Directive: Go through the data below and gather each line containing "Percentage".

Input data:
================
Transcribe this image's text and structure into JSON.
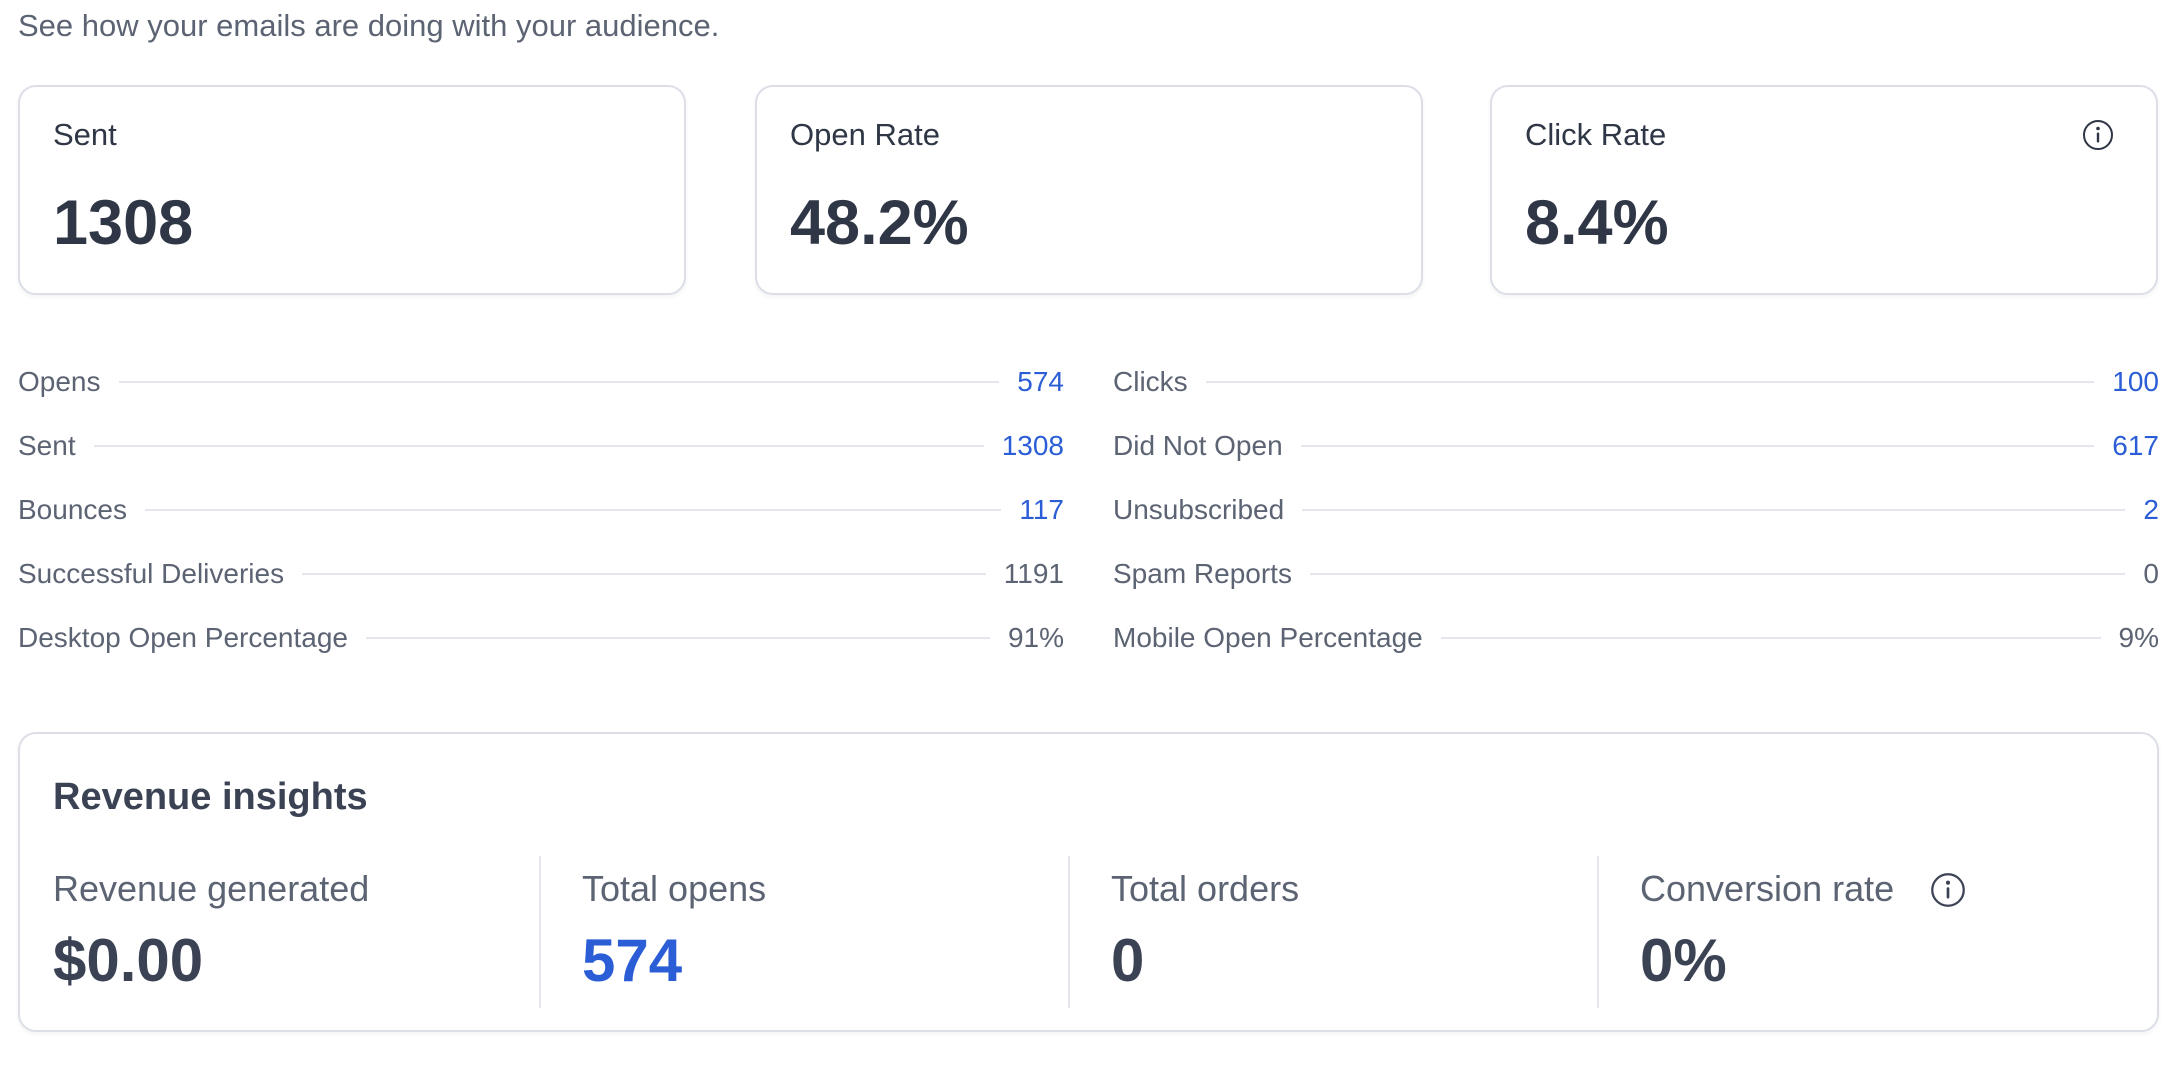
{
  "header": {
    "subtitle": "See how your emails are doing with your audience."
  },
  "kpis": [
    {
      "label": "Sent",
      "value": "1308"
    },
    {
      "label": "Open Rate",
      "value": "48.2%"
    },
    {
      "label": "Click Rate",
      "value": "8.4%",
      "icon": "info-icon"
    }
  ],
  "stats": {
    "left": [
      {
        "label": "Opens",
        "value": "574",
        "link": true
      },
      {
        "label": "Sent",
        "value": "1308",
        "link": true
      },
      {
        "label": "Bounces",
        "value": "117",
        "link": true
      },
      {
        "label": "Successful Deliveries",
        "value": "1191",
        "link": false
      },
      {
        "label": "Desktop Open Percentage",
        "value": "91%",
        "link": false
      }
    ],
    "right": [
      {
        "label": "Clicks",
        "value": "100",
        "link": true
      },
      {
        "label": "Did Not Open",
        "value": "617",
        "link": true
      },
      {
        "label": "Unsubscribed",
        "value": "2",
        "link": true
      },
      {
        "label": "Spam Reports",
        "value": "0",
        "link": false
      },
      {
        "label": "Mobile Open Percentage",
        "value": "9%",
        "link": false
      }
    ]
  },
  "revenue": {
    "title": "Revenue insights",
    "metrics": [
      {
        "label": "Revenue generated",
        "value": "$0.00",
        "link": false
      },
      {
        "label": "Total opens",
        "value": "574",
        "link": true
      },
      {
        "label": "Total orders",
        "value": "0",
        "link": false
      },
      {
        "label": "Conversion rate",
        "value": "0%",
        "link": false,
        "icon": "info-icon"
      }
    ]
  },
  "colors": {
    "text_dark": "#2f3645",
    "text_muted": "#5c6373",
    "link_blue": "#2b5ed6",
    "border": "#dcdfe8"
  }
}
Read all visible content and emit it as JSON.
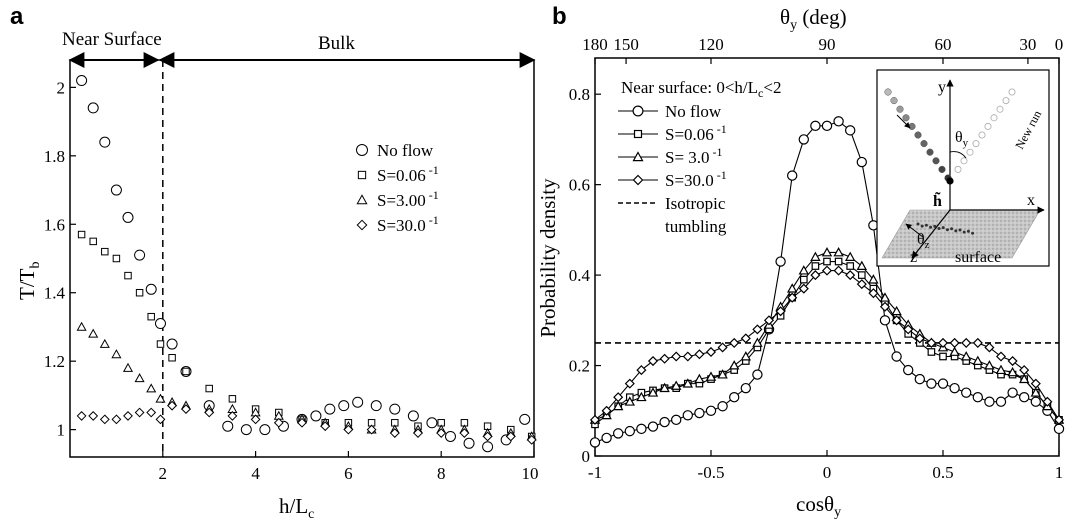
================
Answer in full:
        "label": "Desktop Open Percentage",
        "label": "Mobile Open Percentage",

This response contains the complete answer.